ワクチン接種の費用は、一回あたりおおよそ6,000円かかり、生涯かかる平均金額は6万7,856円かかるといわれています。また、健康診断は一回あたり1万円程度に収まることが多く、生涯かかる平均金額は11万2,746円かかるといわれています。生涯でみるとそれなりの金額にはなりますが、病気の早期発見につながると考えれば納得できる金額といえるでしょう。

マイクロチップ装着義務化とは?

2022年6月1日から、ブリーダーやペットショップで販売されるネコちゃんやワンちゃんにはマイクロチップを装着することが義務化されました。マイクロチップには15桁の数字が登録されており、専用の機械で読み込むことによってネコちゃんやワンちゃんの情報を照会できる仕組みです。

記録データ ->

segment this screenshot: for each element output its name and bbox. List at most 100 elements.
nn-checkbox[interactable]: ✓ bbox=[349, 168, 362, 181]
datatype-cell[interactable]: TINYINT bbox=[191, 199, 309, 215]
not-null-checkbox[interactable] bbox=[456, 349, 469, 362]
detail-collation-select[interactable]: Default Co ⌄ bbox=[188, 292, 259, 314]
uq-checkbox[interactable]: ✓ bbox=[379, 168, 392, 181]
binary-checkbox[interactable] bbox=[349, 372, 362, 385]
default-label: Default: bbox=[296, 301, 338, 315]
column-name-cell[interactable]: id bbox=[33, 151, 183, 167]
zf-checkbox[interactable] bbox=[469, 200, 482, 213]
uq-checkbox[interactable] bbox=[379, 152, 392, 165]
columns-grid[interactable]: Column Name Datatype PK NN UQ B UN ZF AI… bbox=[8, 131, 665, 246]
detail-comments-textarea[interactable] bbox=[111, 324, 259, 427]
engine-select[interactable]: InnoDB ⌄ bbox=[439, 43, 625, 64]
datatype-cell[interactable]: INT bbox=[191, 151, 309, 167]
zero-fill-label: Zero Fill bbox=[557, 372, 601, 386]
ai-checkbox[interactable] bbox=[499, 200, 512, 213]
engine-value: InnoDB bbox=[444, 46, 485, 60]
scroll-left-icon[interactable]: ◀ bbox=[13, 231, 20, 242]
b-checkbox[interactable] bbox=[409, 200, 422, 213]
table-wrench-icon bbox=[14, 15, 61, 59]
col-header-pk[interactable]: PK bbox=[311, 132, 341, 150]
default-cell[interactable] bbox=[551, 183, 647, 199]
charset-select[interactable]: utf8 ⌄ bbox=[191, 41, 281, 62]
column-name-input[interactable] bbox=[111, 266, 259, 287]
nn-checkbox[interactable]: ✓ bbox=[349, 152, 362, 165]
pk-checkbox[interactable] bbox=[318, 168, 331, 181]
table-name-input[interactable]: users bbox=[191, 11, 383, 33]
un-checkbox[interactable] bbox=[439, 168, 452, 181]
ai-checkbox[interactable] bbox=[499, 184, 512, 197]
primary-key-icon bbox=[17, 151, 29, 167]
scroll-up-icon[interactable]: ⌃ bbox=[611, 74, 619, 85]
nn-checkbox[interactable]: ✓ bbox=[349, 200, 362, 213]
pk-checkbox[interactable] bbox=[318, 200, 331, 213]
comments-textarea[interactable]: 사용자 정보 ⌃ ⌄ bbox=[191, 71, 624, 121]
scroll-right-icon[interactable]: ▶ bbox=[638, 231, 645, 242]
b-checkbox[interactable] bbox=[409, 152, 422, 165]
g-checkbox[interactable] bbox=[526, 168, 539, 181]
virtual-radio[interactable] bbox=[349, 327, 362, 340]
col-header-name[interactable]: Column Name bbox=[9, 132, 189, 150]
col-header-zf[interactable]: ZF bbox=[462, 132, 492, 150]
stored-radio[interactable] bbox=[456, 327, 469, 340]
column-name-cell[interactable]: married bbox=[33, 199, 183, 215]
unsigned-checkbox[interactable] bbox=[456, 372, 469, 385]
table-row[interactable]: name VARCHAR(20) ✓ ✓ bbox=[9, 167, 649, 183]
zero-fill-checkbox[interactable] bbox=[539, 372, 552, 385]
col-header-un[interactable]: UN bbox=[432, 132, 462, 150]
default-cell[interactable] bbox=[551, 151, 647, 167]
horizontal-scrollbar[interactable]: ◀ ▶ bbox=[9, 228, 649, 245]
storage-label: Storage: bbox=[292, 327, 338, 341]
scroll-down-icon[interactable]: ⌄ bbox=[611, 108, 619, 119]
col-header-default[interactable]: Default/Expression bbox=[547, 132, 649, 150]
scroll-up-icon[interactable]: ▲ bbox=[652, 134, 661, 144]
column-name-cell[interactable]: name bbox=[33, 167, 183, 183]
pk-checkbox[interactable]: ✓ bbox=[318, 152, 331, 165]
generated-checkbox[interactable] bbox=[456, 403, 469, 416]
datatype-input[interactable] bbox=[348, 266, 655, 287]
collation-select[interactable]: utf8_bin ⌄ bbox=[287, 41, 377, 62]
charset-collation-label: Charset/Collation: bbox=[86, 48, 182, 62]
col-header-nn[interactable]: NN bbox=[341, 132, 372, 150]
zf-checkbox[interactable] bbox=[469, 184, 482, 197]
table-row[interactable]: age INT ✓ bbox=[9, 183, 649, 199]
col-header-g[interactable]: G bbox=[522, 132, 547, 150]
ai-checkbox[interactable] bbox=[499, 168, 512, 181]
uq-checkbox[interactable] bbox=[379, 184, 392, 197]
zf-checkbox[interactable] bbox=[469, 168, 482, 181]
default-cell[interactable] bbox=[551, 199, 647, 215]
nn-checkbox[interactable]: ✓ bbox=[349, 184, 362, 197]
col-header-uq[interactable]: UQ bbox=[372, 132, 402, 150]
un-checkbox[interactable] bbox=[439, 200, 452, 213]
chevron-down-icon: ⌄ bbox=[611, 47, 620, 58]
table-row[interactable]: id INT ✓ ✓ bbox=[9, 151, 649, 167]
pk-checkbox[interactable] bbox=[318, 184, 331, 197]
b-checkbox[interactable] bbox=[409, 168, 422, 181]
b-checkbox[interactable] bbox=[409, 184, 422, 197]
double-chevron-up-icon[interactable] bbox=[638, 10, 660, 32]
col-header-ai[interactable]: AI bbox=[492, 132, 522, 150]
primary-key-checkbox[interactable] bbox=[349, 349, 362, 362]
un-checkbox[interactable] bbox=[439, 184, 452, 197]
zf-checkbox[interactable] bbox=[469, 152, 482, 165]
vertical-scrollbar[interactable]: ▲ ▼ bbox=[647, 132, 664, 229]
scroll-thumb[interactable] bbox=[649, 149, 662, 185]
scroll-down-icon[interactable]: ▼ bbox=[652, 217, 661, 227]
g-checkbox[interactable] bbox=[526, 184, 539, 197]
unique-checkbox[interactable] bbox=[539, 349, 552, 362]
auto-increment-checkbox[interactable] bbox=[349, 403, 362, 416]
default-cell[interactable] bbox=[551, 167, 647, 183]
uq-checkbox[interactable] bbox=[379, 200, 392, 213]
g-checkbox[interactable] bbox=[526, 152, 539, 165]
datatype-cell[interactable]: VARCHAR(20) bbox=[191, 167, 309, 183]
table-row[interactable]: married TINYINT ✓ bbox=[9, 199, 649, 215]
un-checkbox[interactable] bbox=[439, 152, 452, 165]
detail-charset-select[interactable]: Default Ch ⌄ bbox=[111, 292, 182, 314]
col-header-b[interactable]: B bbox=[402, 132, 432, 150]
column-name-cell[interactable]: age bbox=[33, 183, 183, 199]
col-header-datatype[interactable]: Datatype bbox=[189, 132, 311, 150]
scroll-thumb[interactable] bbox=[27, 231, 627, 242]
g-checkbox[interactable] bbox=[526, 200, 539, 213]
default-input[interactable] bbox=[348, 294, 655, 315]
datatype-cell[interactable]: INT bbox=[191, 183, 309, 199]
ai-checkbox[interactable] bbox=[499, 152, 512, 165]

取り組む内容 ->
ページ抜粋に基づき、次の問いに答えてください。
(a) ワクチン接種にかかる生涯の平均金額はいくらとされていますか。
(b) 健康診断は一回あたりいくら程度に収まることが多いとされていますか。
(c) マイクロチップの装着が義務化されたのはいつからですか。

本課題の解答 ->
(a) 6万7,856円
(b) 1万円程度
(c) 2022年6月1日